═══ Cuplikan Teks

1)      Secara lafdziyah

Yakni, menurut lafazd yang mereka terima dari Nabi. Para sahabat yang dapat melaksanakan dengan cara ini karena selain mereka mempunyai ingatan yang kuat, mereka selalu mengulangi hapalan nya dengan ketelitian. Periwayatan hadist dengan cara ini hanya untuk hadis qouliyah saja, sedang hadis fi’liyah dan taqririyah tidak dapat disampaikan secara lafdziyah

2)      Secara maknawy

Hadis yang disampaikan sahabat dengan makna nya saja, tidak menurut lafadz yang disampaikan Nabi.  Jadi, bahasa dan lafadz disususn oleh sahabat, sedang isi nya berasal dari Nabi.

Menurut Prof. Dr. T.M Hasbi ash shiddieqy,[4] bahwa yang penting dari hadist ialah isi nya, sedang lafazd dan bahasa nya boleh disususn dengan makna lain. Asal isi nya tidak berbeda.

══════
═══ Cuplikan Data

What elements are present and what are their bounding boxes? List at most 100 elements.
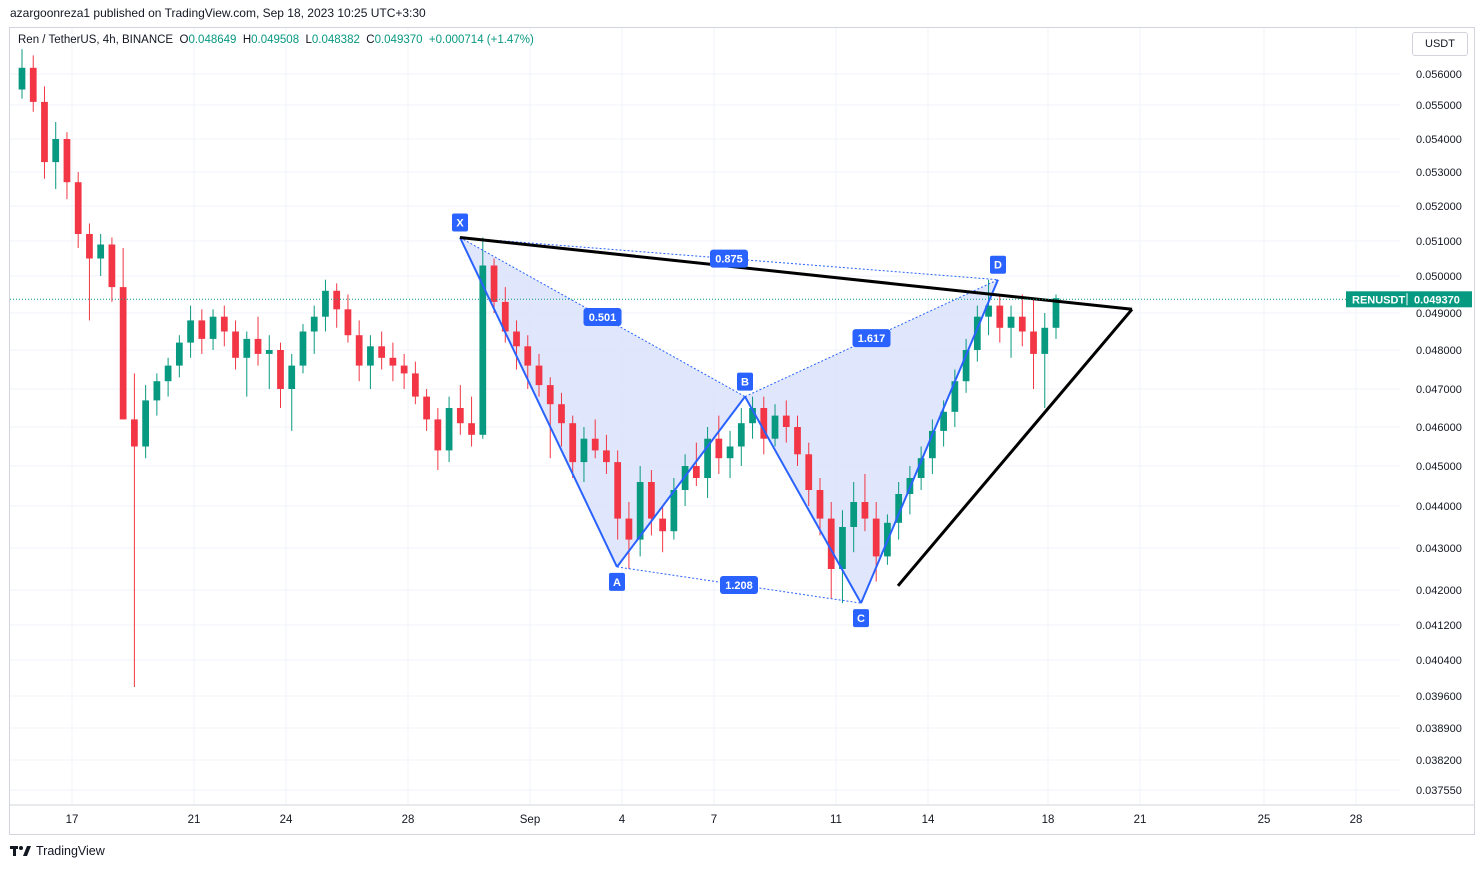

══════

→ **Yang Dikerjakan**
1 – Menurut teks tentang periwayatan hadis, hadis jenis apa saja yang tidak dapat disampaikan secara lafdziyah?
2 – Lanjutkan teks tentang periwayatan hadis, dimulai setelah kalimat terakhirnya.

→ **Kunci Jawaban**
1 – Hadis fi'liyah dan taqririyah.

2 –
  1. Penerimaan Hadist Oleh Anak anak Orang kafir Dan Orang fasik[5]

Jumhur ulama ahli hadist berpendpat, bahwa penerimaan periwayatan suatu hadist oleh anak yang belum sampai umur ( belum mukallaf) dianggap sah apabila periwayatan hadist tersebut disampaikan kepada orang lain pada waktu sudah mukallaf. Hal ini didasarkan kepada keadaan para sahabat tabi’in dan ahli ilmu setelah nya yang menerima periwayatan hadist seperti hasan, Abdullah bin zubair, ibnu abbas, nu’man binbasyir, dan lain nya tanpa mempersalahkan mereka baligh atau belum. Namun mereka berbeda pendapat mengenai batas minimal usia bertahammul, sebab masa ini tidak terlepas dari ketamyizan anak tersebut.
Al Qadhi ‘iyad menetapkan, bahwa batas minimal usia anak kemudian disampaikannya setelah memeluk islam, maka sudah barang tentu dianggap sah penerimaan hadist oleh orang fasik yang diriwayatkan nya setelah ia bertobat.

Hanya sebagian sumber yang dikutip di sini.